**STATED EXERCISE:**
Would you copy out the whole listing exactly as given?

═══

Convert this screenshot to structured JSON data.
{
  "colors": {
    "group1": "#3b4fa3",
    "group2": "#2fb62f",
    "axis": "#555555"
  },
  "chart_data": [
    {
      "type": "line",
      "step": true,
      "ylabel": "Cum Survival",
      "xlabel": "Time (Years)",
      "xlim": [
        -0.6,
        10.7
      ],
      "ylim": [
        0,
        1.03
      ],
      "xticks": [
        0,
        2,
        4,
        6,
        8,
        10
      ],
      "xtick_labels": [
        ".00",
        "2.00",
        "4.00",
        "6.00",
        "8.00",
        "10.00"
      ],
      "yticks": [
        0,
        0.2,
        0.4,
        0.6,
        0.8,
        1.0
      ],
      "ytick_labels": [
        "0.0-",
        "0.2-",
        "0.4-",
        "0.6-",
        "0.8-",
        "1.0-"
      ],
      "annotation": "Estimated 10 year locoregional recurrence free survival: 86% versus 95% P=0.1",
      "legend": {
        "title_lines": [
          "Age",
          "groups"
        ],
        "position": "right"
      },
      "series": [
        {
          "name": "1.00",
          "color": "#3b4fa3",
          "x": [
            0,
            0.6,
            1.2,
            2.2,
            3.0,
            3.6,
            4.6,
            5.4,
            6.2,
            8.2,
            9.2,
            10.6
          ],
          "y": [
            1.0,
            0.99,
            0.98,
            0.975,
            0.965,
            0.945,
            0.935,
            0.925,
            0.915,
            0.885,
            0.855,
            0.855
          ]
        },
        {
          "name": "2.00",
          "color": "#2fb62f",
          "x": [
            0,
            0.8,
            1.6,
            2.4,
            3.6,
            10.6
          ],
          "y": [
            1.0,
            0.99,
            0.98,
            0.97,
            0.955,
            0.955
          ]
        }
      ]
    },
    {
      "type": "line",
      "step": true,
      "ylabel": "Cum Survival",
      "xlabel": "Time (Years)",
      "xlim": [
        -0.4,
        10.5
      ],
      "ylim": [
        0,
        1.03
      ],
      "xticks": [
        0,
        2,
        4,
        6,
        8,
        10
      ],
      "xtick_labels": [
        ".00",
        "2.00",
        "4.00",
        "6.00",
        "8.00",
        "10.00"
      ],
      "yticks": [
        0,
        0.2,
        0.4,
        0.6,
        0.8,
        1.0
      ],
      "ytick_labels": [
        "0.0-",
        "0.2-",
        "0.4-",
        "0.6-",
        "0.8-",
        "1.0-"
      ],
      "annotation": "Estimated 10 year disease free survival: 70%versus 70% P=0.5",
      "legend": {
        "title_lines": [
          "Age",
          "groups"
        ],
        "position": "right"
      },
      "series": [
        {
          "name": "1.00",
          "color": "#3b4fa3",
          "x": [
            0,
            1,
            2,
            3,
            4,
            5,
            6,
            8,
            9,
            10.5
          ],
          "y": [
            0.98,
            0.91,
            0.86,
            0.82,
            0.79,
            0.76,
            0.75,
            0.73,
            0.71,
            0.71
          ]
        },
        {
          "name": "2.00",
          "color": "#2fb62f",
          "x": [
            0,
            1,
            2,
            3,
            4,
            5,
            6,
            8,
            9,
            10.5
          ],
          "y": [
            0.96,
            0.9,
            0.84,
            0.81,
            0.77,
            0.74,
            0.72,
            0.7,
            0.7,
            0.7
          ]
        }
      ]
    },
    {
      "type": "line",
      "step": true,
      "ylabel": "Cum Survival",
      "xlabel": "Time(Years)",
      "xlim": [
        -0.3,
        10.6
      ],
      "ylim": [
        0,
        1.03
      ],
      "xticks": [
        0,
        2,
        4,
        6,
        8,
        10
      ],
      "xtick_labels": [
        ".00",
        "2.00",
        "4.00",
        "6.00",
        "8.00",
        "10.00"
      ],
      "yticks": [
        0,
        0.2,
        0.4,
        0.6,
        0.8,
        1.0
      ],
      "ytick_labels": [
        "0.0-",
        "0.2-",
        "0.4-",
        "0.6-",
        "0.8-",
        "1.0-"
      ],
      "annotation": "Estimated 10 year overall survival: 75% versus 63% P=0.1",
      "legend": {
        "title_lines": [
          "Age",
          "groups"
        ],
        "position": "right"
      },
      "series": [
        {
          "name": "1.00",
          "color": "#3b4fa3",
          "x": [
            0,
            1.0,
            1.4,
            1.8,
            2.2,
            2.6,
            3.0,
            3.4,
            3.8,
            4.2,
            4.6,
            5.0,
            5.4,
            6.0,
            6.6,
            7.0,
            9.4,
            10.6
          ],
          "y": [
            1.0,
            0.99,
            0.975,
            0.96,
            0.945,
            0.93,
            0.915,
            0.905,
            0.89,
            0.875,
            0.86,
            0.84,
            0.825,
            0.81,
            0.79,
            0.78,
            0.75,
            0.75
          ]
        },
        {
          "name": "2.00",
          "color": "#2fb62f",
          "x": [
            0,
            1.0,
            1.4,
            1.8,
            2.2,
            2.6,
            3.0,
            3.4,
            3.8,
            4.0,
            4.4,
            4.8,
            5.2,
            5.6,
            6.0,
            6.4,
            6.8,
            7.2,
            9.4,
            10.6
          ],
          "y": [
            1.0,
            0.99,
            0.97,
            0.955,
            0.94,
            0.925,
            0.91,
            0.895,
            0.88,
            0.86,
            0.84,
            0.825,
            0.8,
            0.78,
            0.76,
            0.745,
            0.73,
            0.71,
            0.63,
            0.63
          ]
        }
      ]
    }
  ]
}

═══

**EXERCISE SOLUTION:**
Convert this screenshot to structured JSON data.
{
  "colors": {
    "group1": "#3b4fa3",
    "group2": "#2fb62f",
    "axis": "#555555"
  },
  "chart_data": [
    {
      "type": "line",
      "step": true,
      "ylabel": "Cum Survival",
      "xlabel": "Time (Years)",
      "xlim": [
        -0.6,
        10.7
      ],
      "ylim": [
        0,
        1.03
      ],
      "xticks": [
        0,
        2,
        4,
        6,
        8,
        10
      ],
      "xtick_labels": [
        ".00",
        "2.00",
        "4.00",
        "6.00",
        "8.00",
        "10.00"
      ],
      "yticks": [
        0,
        0.2,
        0.4,
        0.6,
        0.8,
        1.0
      ],
      "ytick_labels": [
        "0.0-",
        "0.2-",
        "0.4-",
        "0.6-",
        "0.8-",
        "1.0-"
      ],
      "annotation": "Estimated 10 year locoregional recurrence free survival: 86% versus 95% P=0.1",
      "legend": {
        "title_lines": [
          "Age",
          "groups"
        ],
        "position": "right"
      },
      "series": [
        {
          "name": "1.00",
          "color": "#3b4fa3",
          "x": [
            0,
            0.6,
            1.2,
            2.2,
            3.0,
            3.6,
            4.6,
            5.4,
            6.2,
            8.2,
            9.2,
            10.6
          ],
          "y": [
            1.0,
            0.99,
            0.98,
            0.975,
            0.965,
            0.945,
            0.935,
            0.925,
            0.915,
            0.885,
            0.855,
            0.855
          ]
        },
        {
          "name": "2.00",
          "color": "#2fb62f",
          "x": [
            0,
            0.8,
            1.6,
            2.4,
            3.6,
            10.6
          ],
          "y": [
            1.0,
            0.99,
            0.98,
            0.97,
            0.955,
            0.955
          ]
        }
      ]
    },
    {
      "type": "line",
      "step": true,
      "ylabel": "Cum Survival",
      "xlabel": "Time (Years)",
      "xlim": [
        -0.4,
        10.5
      ],
      "ylim": [
        0,
        1.03
      ],
      "xticks": [
        0,
        2,
        4,
        6,
        8,
        10
      ],
      "xtick_labels": [
        ".00",
        "2.00",
        "4.00",
        "6.00",
        "8.00",
        "10.00"
      ],
      "yticks": [
        0,
        0.2,
        0.4,
        0.6,
        0.8,
        1.0
      ],
      "ytick_labels": [
        "0.0-",
        "0.2-",
        "0.4-",
        "0.6-",
        "0.8-",
        "1.0-"
      ],
      "annotation": "Estimated 10 year disease free survival: 70%versus 70% P=0.5",
      "legend": {
        "title_lines": [
          "Age",
          "groups"
        ],
        "position": "right"
      },
      "series": [
        {
          "name": "1.00",
          "color": "#3b4fa3",
          "x": [
            0,
            1,
            2,
            3,
            4,
            5,
            6,
            8,
            9,
            10.5
          ],
          "y": [
            0.98,
            0.91,
            0.86,
            0.82,
            0.79,
            0.76,
            0.75,
            0.73,
            0.71,
            0.71
          ]
        },
        {
          "name": "2.00",
          "color": "#2fb62f",
          "x": [
            0,
            1,
            2,
            3,
            4,
            5,
            6,
            8,
            9,
            10.5
          ],
          "y": [
            0.96,
            0.9,
            0.84,
            0.81,
            0.77,
            0.74,
            0.72,
            0.7,
            0.7,
            0.7
          ]
        }
      ]
    },
    {
      "type": "line",
      "step": true,
      "ylabel": "Cum Survival",
      "xlabel": "Time(Years)",
      "xlim": [
        -0.3,
        10.6
      ],
      "ylim": [
        0,
        1.03
      ],
      "xticks": [
        0,
        2,
        4,
        6,
        8,
        10
      ],
      "xtick_labels": [
        ".00",
        "2.00",
        "4.00",
        "6.00",
        "8.00",
        "10.00"
      ],
      "yticks": [
        0,
        0.2,
        0.4,
        0.6,
        0.8,
        1.0
      ],
      "ytick_labels": [
        "0.0-",
        "0.2-",
        "0.4-",
        "0.6-",
        "0.8-",
        "1.0-"
      ],
      "annotation": "Estimated 10 year overall survival: 75% versus 63% P=0.1",
      "legend": {
        "title_lines": [
          "Age",
          "groups"
        ],
        "position": "right"
      },
      "series": [
        {
          "name": "1.00",
          "color": "#3b4fa3",
          "x": [
            0,
            1.0,
            1.4,
            1.8,
            2.2,
            2.6,
            3.0,
            3.4,
            3.8,
            4.2,
            4.6,
            5.0,
            5.4,
            6.0,
            6.6,
            7.0,
            9.4,
            10.6
          ],
          "y": [
            1.0,
            0.99,
            0.975,
            0.96,
            0.945,
            0.93,
            0.915,
            0.905,
            0.89,
            0.875,
            0.86,
            0.84,
            0.825,
            0.81,
            0.79,
            0.78,
            0.75,
            0.75
          ]
        },
        {
          "name": "2.00",
          "color": "#2fb62f",
          "x": [
            0,
            1.0,
            1.4,
            1.8,
            2.2,
            2.6,
            3.0,
            3.4,
            3.8,
            4.0,
            4.4,
            4.8,
            5.2,
            5.6,
            6.0,
            6.4,
            6.8,
            7.2,
            9.4,
            10.6
          ],
          "y": [
            1.0,
            0.99,
            0.97,
            0.955,
            0.94,
            0.925,
            0.91,
            0.895,
            0.88,
            0.86,
            0.84,
            0.825,
            0.8,
            0.78,
            0.76,
            0.745,
            0.73,
            0.71,
            0.63,
            0.63
          ]
        }
      ]
    }
  ]
}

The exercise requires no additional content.